§ **Texte présenté**

=======

Soixante-cinq s’efface. Pour Aurel Codoban en témoignage
amical…
Codo, pour l’écrire comme on le dit entre nous, ses amis, a atteint
depuis quelques semaines l’âge de soixante-cinq ans. Le temps de la retraite a
donc sonné ! Las ! Déjà ! Banalités certes que ces soupirs !
Mais combien vite avons-nous passé dans le temps depuis ce rude hiver de 1991
quand je le croisais pour la première fois dans les couloirs du département de
philosophie de l’UBB. Poli, l’œil vibrant d’intelligence, un sourire esquissé
légèrement facétieux, tout cela dénotait une indépendance d’esprit que ces
collègues appréciaient peu ou qu’ils franchement haïssaient. Je crois qu’à ce
moment-là il venait d’y être nommé maître de conférence après avoir été
longtemps laissé assistant de philosophie, dispensant ses cours ici et là (à la
faculté de sciences économiques, à la philologie, etc.), et vers la fin du
régime communiste, il avait dirigé un temps la revue Equinox où il y avait
laissé le souvenir d’un homme accorte, fort intelligent et qui savait biaiser
avec les directives du Parti pour créer de petits espaces de liberté
intellectuelle. Au début, quoiqu’affable, mais sans disposition à la servilité
(ce qui tranchait avec le tout venant universitaire), je ne lui trouvait pas un
attrait particulier, sauf son visage qui ressemblait à ceux des guerriers des
bas-reliefs assyriens. C’est parce qu’il était timide et ne donnait pas devant
des personnes inconnues toute la mesure de sa très subtile intelligence philosophique
nourrie d’une très vaste culture littéraire. J’avais appris qu’il avait écrit
un petit opuscule au titre suggestif que je me proposais de lire. En effet, le
titre ne manquait pas d’attrait, La
philosophie comme genre littéraire (Filozofia ca gen literar). Cela me
rappelait l’anthropologue Clifford Geertz et son idée d’anthropologie comme style
de littérature, mais aussi Lévi-Strauss qui, à la fin de sa carrière au Collège
de France et après nous avoir répété des années durant la nécessaire
construction d’une anthropologie scientifique, en était revenu et l’identifiait
à présent à une activité proche de l’interprétation
esthétique.

=======

§ **Données extraites**
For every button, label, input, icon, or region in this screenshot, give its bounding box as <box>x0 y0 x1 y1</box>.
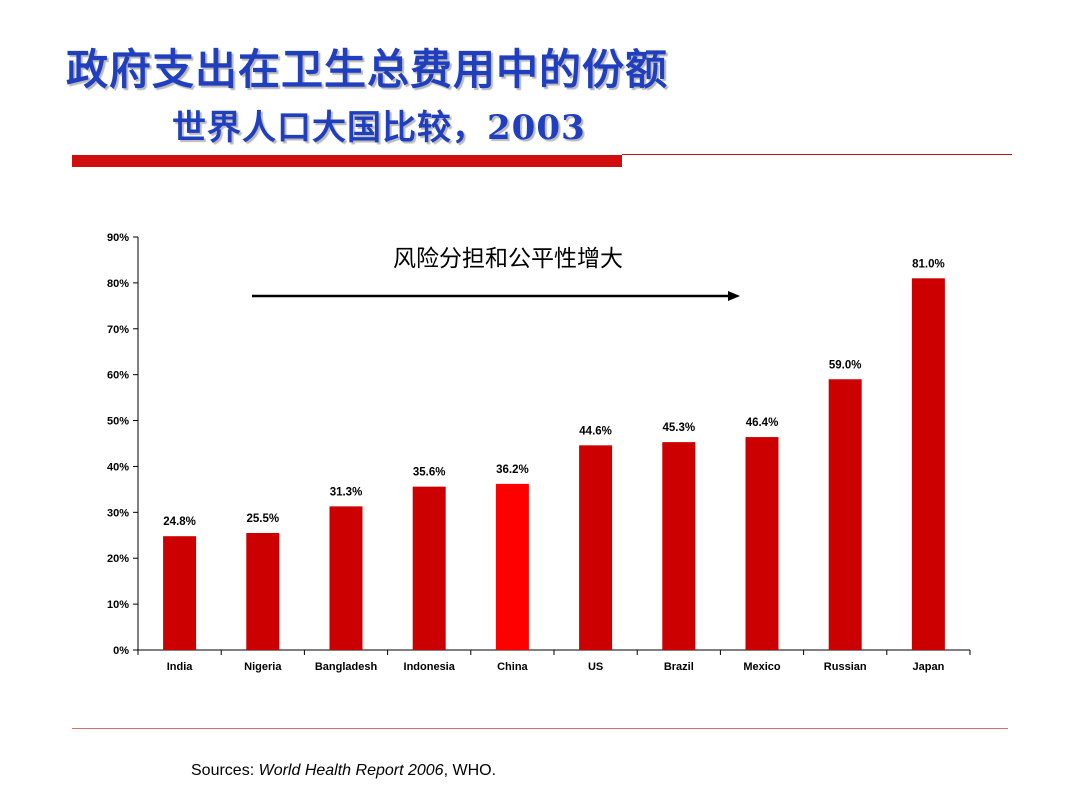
x-tick-label: Indonesia <box>404 661 456 673</box>
data-label: 59.0% <box>829 359 862 371</box>
data-label: 45.3% <box>662 422 695 434</box>
data-label: 35.6% <box>413 467 446 479</box>
y-tick-label: 20% <box>107 553 129 565</box>
data-label: 25.5% <box>246 513 279 525</box>
y-tick-label: 90% <box>107 232 129 244</box>
x-tick-label: India <box>167 661 194 673</box>
x-tick-label: China <box>497 661 528 673</box>
sources-suffix: , WHO. <box>443 762 497 779</box>
chart-bars <box>163 278 945 650</box>
x-tick-label: US <box>588 661 603 673</box>
trend-arrow <box>252 291 740 301</box>
bar-china <box>495 483 529 650</box>
x-tick-label: Russian <box>824 661 867 673</box>
y-tick-label: 70% <box>107 324 129 336</box>
trend-annotation: 风险分担和公平性增大 <box>393 246 623 272</box>
y-tick-label: 80% <box>107 278 129 290</box>
data-label: 81.0% <box>912 258 945 270</box>
bar-nigeria <box>246 532 280 650</box>
y-tick-label: 40% <box>107 461 129 473</box>
y-tick-label: 0% <box>113 645 129 657</box>
x-tick-label: Mexico <box>743 661 781 673</box>
bar-us <box>579 445 613 650</box>
data-label: 44.6% <box>579 425 612 437</box>
data-label: 36.2% <box>496 464 529 476</box>
x-tick-label: Nigeria <box>244 661 282 673</box>
bar-bangladesh <box>329 506 363 650</box>
y-tick-label: 60% <box>107 370 129 382</box>
slide-title: 政府支出在卫生总费用中的份额 <box>66 45 669 94</box>
bar-indonesia <box>412 486 446 650</box>
y-tick-label: 10% <box>107 599 129 611</box>
bar-brazil <box>662 442 696 650</box>
bar-mexico <box>745 437 779 650</box>
data-label: 31.3% <box>330 486 363 498</box>
sources-note: Sources: World Health Report 2006, WHO. <box>191 762 496 780</box>
x-tick-label: Brazil <box>664 661 694 673</box>
sources-prefix: Sources: <box>191 762 259 779</box>
slide-subtitle: 世界人口大国比较，2003 <box>172 108 586 148</box>
y-tick-label: 30% <box>107 507 129 519</box>
chart-labels: 24.8% India 25.5% Nigeria 31.3% Bangladesh 35.… <box>163 258 944 673</box>
data-label: 24.8% <box>163 516 196 528</box>
sources-report-title: World Health Report 2006 <box>258 762 444 779</box>
title-underline-thin <box>622 154 1012 155</box>
footer-rule <box>72 728 1008 729</box>
data-label: 46.4% <box>746 417 779 429</box>
x-tick-label: Japan <box>913 661 945 673</box>
y-tick-label: 50% <box>107 416 129 428</box>
title-underline-thick <box>72 155 622 167</box>
bar-russian <box>828 379 862 650</box>
bar-japan <box>911 278 945 650</box>
bar-india <box>163 536 197 650</box>
x-tick-label: Bangladesh <box>315 661 378 673</box>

=======

§ **Consignes et exercices**
a) Relevez toutes les phrases de l'hommage à Aurel Codoban qui se terminent par un point d'exclamation.
b) Poursuivez l'hommage à Aurel Codoban en reprenant juste après sa dernière phrase.
Les items ne jouent aucun rôle dans ce travail.

§ **Réponses attendues**
a)
« Le temps de la retraite a donc sonné ! »
« Las ! »
« Déjà ! »
« Banalités certes que ces soupirs ! »

b)
C’était un petit livre fort agréable à lire, convaincant
lorsque l’on a une idée non académique, plutôt nietzschéenne, de ce que fut la
philosophie grecque. Oui la philosophie à son aurore est une activité
littéraire de la pensée, ou mieux l’énoncé de la pensée dans la forme
littéraire, voire poétique (poiesis),
ce que l’auteur, d’une plume alerte, ferme et cependant raffinée nous exposait
à l’encontre de cette pesanteur si générale qui caractérise l’écriture des
humanités en Roumanie. Jamais ou presque (sauf deux exceptions) elles ne sont un
exercice littéraire, mais la mise en scène d’un pesant jargon conceptuel
souvent bien creux. Ou bien on a l’inverse, une élégance de l’écriture, la
subtilité de la syntaxe, le raffinement du lexique débouchant sur le
vide : un parler beau pour ne rien dire ! Or Codo n’est pas cela, ni
pesant ni creux ; et il avait mille fois raison de vouloir retrouver cette
qualité unique de la philosophie antique, surtout celle de Platon qui déploie dans
une écriture, un style et une harmonie de la phrase une autre harmonie celle
des idées. Comme nous l’a appris Heidegger, il y a bien plus de pensée
essentielle, de pensée inaugurale, dans un vers de Hölderlin ou de Trakl que
dans cinq cents pages rédigées par de besogneux néokantiens, d’épais néo-hégéliens
ou dans les élucubrations du wishful
thinking d’un Habermas ou d’un Rawls. C’était un très bon signe, car mes
maîtres français, anthropologues et philosophes, avaient véritablement un style
et me l’avait enseigné, voire pour certains un grand style d’écriture au
service d’une pensée originale si je songe à Lévi-Strauss, Henri Lefèbvre ou
Gérard Granel. Je ne parle pas de ceux qui n’avaient pas été directement mes
professeurs, mais dont les œuvres et le style ne pouvaient laisser indifférent
quiconque épris de la beauté de l’expression de la pensée à l’œuvre :
Foucault et Derrida, Hyppolite ou Beaufret (je ne parle ici que des auteurs de
langue française, mais je pourrais ajouter un philosophe italien comme Gianni
Vattimo, un autre spécialiste de la littérature antique Luciano Canfora, un
autre comme mon ami hongrois feu Zádor Tordai et des anthropologues
anglo-saxons comme Marshall Shallins et feu Rodney Needham).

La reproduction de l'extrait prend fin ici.